**Text:**

+--

The retrospective study included 29 patients with orbital cellulitis secondary to sinusitis. Eight patients underwent surgery, and 21 received medical treatment. Mean patient age overall was 6.4 years (range: 4 months to 13.4 years). Mean age of patients undergoing surgery was 7 years; mean age of patients receiving medical treatment was 6.1 years.

Study results showed that the mean volume of abscesses requiring surgery was 3,446.3 mm³. Mean volume of abscesses not requiring surgery was 420.5 mm³. The between-group difference was statistically significant (P < .04). Volumes lower than 1,250 mm³ did not require surgery (P < .001).

Patients younger and older than 9 years with abscess volumes exceeding 1,250 mm³ required surgery.

Computed tomography scan identified frontal sinusitis in 11 patients, four of whom underwent surgical drainage and two of whom had positive culture results. The two patients with positive cultures had abscess volumes of 1,250 mm³ or greater, the authors reported.

+--

**What to do:**
**A.** In the study text, translate this sentence into Spanish: "Eight patients underwent surgery, and 21 received medical treatment."
**B.** According to the study text, how many patients did computed tomography show to have frontal sinusitis?

+--

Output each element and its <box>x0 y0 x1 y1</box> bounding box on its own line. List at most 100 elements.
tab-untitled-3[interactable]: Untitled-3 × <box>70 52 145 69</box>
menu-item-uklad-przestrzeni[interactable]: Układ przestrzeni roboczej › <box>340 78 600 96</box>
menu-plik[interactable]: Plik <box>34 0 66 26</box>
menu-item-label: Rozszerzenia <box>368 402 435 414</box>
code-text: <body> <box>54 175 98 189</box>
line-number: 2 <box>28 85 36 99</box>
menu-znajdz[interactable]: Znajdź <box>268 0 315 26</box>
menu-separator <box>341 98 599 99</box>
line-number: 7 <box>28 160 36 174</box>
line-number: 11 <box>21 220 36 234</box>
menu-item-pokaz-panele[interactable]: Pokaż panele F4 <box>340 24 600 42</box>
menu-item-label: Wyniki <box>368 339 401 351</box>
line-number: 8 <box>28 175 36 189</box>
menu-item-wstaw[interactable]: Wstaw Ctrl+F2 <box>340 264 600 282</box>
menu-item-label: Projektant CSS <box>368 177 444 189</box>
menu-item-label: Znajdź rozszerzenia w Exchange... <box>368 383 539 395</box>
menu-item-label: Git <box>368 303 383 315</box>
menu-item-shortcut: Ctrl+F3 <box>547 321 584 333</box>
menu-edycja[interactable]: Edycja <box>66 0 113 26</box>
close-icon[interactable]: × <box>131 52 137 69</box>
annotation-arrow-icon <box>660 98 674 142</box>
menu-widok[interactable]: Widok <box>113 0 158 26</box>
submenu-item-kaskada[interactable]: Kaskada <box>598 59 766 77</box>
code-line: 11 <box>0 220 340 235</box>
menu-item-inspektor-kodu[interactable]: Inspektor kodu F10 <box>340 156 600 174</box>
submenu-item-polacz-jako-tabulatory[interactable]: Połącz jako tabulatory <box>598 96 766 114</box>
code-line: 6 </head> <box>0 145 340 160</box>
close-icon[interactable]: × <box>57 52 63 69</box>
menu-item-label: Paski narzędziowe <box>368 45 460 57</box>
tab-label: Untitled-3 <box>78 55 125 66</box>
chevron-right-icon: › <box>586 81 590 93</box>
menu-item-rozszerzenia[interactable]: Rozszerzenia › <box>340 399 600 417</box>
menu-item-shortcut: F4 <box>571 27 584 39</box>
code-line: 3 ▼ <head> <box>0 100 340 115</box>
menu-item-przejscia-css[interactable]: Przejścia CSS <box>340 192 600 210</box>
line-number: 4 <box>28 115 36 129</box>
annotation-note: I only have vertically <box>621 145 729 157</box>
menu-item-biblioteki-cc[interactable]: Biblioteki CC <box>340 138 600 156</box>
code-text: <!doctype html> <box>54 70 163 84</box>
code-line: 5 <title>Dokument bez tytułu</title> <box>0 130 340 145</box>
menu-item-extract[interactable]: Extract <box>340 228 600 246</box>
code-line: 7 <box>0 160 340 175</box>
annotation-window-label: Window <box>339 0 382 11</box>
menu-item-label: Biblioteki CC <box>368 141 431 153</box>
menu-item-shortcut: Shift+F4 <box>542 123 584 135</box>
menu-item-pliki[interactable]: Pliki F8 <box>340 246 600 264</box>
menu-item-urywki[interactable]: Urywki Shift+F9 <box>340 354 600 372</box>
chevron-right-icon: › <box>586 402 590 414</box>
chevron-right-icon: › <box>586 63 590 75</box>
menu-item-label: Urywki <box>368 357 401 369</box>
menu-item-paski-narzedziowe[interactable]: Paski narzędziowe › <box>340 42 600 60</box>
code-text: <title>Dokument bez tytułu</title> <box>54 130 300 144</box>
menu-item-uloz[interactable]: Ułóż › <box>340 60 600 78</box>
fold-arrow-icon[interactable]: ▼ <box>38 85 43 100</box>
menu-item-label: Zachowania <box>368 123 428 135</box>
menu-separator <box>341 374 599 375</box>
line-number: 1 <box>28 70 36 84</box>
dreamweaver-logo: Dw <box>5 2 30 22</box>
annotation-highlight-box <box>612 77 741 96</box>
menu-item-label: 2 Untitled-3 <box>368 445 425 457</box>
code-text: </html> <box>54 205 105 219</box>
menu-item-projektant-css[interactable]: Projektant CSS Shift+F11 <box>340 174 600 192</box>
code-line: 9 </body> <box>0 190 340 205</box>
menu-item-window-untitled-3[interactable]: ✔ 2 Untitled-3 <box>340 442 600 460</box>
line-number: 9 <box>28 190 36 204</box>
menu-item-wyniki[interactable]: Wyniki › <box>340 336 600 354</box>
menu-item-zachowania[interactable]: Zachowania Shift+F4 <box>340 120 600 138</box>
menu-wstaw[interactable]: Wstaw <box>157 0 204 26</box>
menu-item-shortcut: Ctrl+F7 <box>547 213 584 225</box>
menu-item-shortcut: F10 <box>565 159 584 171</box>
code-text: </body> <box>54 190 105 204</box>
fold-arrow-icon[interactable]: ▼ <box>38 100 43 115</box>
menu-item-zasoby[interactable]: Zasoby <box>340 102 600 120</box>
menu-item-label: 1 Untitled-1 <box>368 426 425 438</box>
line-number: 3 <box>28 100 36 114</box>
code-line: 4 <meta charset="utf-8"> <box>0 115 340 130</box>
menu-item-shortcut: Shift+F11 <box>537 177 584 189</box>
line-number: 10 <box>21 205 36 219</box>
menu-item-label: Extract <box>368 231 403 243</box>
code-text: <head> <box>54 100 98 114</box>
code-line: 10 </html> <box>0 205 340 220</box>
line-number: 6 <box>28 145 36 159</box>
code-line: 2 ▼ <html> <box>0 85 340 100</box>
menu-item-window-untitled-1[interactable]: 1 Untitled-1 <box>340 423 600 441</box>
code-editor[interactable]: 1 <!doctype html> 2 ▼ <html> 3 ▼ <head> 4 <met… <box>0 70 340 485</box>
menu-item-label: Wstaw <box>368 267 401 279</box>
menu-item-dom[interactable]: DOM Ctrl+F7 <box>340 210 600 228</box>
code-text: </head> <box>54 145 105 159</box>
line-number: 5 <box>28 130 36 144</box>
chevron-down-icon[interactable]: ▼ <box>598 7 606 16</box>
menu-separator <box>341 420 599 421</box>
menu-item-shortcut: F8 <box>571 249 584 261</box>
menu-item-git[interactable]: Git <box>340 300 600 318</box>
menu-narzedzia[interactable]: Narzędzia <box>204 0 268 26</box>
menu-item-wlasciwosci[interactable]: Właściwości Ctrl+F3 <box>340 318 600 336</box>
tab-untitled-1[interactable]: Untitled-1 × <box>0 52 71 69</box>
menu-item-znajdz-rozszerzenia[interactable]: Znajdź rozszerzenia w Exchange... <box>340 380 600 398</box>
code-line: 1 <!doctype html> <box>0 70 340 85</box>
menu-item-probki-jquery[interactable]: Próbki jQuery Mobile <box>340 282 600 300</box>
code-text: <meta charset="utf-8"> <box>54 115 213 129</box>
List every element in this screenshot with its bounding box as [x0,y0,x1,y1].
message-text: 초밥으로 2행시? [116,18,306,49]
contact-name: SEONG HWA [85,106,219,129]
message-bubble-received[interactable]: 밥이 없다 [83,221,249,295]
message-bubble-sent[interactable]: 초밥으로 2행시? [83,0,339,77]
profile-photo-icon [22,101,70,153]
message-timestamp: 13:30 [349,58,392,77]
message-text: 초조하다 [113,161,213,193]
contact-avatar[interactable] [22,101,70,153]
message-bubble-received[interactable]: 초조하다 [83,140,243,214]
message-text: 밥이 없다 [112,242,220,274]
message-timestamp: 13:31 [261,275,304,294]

+--

**Answers below:**
**A.** Ocho pacientes fueron sometidos a cirugía y 21 recibieron tratamiento médico.

**B.** 11 patients.